* [What is required] Render every entry exactly as it appears.

== Excerpted records

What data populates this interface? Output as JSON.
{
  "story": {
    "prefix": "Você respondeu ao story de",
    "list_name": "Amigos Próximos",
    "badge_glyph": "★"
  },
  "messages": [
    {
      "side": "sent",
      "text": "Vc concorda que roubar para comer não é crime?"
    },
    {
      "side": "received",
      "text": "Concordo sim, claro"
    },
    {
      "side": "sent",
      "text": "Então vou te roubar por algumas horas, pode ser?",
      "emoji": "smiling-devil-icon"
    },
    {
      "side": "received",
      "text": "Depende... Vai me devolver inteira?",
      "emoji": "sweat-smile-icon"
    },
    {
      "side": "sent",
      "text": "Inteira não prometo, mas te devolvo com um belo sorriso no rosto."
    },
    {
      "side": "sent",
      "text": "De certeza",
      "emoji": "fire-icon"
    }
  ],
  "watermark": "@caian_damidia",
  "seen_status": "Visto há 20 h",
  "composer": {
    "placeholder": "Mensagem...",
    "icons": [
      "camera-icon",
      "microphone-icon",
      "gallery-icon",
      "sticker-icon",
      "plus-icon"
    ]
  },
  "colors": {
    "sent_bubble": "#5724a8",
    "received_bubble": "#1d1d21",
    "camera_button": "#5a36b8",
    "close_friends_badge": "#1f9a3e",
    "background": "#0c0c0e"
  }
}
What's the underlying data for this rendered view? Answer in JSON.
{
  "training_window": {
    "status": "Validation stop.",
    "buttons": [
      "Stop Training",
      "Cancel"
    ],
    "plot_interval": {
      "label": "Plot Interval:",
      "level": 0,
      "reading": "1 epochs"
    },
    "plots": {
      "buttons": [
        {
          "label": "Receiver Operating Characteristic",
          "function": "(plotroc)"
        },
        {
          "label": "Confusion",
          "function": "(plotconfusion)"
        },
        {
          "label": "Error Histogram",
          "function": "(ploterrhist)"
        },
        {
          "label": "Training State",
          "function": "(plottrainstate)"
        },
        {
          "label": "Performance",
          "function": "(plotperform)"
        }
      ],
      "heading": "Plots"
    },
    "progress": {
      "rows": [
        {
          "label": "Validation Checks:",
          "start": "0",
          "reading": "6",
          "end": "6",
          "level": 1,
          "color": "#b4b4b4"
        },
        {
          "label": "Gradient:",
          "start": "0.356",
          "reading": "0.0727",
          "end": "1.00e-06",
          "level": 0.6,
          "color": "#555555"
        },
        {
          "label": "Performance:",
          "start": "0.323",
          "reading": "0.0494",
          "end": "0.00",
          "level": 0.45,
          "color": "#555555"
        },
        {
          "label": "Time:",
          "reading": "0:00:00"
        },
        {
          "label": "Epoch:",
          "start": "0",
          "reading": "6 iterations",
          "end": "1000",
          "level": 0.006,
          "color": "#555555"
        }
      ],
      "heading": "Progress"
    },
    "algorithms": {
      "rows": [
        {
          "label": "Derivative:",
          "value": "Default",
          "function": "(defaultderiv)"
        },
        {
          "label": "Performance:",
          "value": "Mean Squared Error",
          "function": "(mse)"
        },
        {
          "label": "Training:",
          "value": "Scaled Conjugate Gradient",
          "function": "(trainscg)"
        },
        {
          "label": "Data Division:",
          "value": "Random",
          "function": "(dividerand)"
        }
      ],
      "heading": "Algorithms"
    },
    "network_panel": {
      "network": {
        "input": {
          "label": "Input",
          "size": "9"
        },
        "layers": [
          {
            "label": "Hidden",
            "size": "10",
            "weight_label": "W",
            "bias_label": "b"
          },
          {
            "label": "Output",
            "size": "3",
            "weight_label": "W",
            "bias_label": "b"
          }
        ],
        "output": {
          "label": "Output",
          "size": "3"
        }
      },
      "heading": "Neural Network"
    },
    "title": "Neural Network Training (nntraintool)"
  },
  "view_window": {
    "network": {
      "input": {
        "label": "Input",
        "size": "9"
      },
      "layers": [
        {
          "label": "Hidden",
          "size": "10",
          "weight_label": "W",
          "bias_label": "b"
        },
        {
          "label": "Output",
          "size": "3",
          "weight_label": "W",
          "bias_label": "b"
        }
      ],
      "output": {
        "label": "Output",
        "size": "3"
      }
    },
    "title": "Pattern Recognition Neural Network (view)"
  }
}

====

* [Full output]
What data populates this interface? Output as JSON.
{
  "story": {
    "prefix": "Você respondeu ao story de",
    "list_name": "Amigos Próximos",
    "badge_glyph": "★"
  },
  "messages": [
    {
      "side": "sent",
      "text": "Vc concorda que roubar para comer não é crime?"
    },
    {
      "side": "received",
      "text": "Concordo sim, claro"
    },
    {
      "side": "sent",
      "text": "Então vou te roubar por algumas horas, pode ser?",
      "emoji": "smiling-devil-icon"
    },
    {
      "side": "received",
      "text": "Depende... Vai me devolver inteira?",
      "emoji": "sweat-smile-icon"
    },
    {
      "side": "sent",
      "text": "Inteira não prometo, mas te devolvo com um belo sorriso no rosto."
    },
    {
      "side": "sent",
      "text": "De certeza",
      "emoji": "fire-icon"
    }
  ],
  "watermark": "@caian_damidia",
  "seen_status": "Visto há 20 h",
  "composer": {
    "placeholder": "Mensagem...",
    "icons": [
      "camera-icon",
      "microphone-icon",
      "gallery-icon",
      "sticker-icon",
      "plus-icon"
    ]
  },
  "colors": {
    "sent_bubble": "#5724a8",
    "received_bubble": "#1d1d21",
    "camera_button": "#5a36b8",
    "close_friends_badge": "#1f9a3e",
    "background": "#0c0c0e"
  }
}
What's the underlying data for this rendered view? Answer in JSON.
{
  "training_window": {
    "status": "Validation stop.",
    "buttons": [
      "Stop Training",
      "Cancel"
    ],
    "plot_interval": {
      "label": "Plot Interval:",
      "level": 0,
      "reading": "1 epochs"
    },
    "plots": {
      "buttons": [
        {
          "label": "Receiver Operating Characteristic",
          "function": "(plotroc)"
        },
        {
          "label": "Confusion",
          "function": "(plotconfusion)"
        },
        {
          "label": "Error Histogram",
          "function": "(ploterrhist)"
        },
        {
          "label": "Training State",
          "function": "(plottrainstate)"
        },
        {
          "label": "Performance",
          "function": "(plotperform)"
        }
      ],
      "heading": "Plots"
    },
    "progress": {
      "rows": [
        {
          "label": "Validation Checks:",
          "start": "0",
          "reading": "6",
          "end": "6",
          "level": 1,
          "color": "#b4b4b4"
        },
        {
          "label": "Gradient:",
          "start": "0.356",
          "reading": "0.0727",
          "end": "1.00e-06",
          "level": 0.6,
          "color": "#555555"
        },
        {
          "label": "Performance:",
          "start": "0.323",
          "reading": "0.0494",
          "end": "0.00",
          "level": 0.45,
          "color": "#555555"
        },
        {
          "label": "Time:",
          "reading": "0:00:00"
        },
        {
          "label": "Epoch:",
          "start": "0",
          "reading": "6 iterations",
          "end": "1000",
          "level": 0.006,
          "color": "#555555"
        }
      ],
      "heading": "Progress"
    },
    "algorithms": {
      "rows": [
        {
          "label": "Derivative:",
          "value": "Default",
          "function": "(defaultderiv)"
        },
        {
          "label": "Performance:",
          "value": "Mean Squared Error",
          "function": "(mse)"
        },
        {
          "label": "Training:",
          "value": "Scaled Conjugate Gradient",
          "function": "(trainscg)"
        },
        {
          "label": "Data Division:",
          "value": "Random",
          "function": "(dividerand)"
        }
      ],
      "heading": "Algorithms"
    },
    "network_panel": {
      "network": {
        "input": {
          "label": "Input",
          "size": "9"
        },
        "layers": [
          {
            "label": "Hidden",
            "size": "10",
            "weight_label": "W",
            "bias_label": "b"
          },
          {
            "label": "Output",
            "size": "3",
            "weight_label": "W",
            "bias_label": "b"
          }
        ],
        "output": {
          "label": "Output",
          "size": "3"
        }
      },
      "heading": "Neural Network"
    },
    "title": "Neural Network Training (nntraintool)"
  },
  "view_window": {
    "network": {
      "input": {
        "label": "Input",
        "size": "9"
      },
      "layers": [
        {
          "label": "Hidden",
          "size": "10",
          "weight_label": "W",
          "bias_label": "b"
        },
        {
          "label": "Output",
          "size": "3",
          "weight_label": "W",
          "bias_label": "b"
        }
      ],
      "output": {
        "label": "Output",
        "size": "3"
      }
    },
    "title": "Pattern Recognition Neural Network (view)"
  }
}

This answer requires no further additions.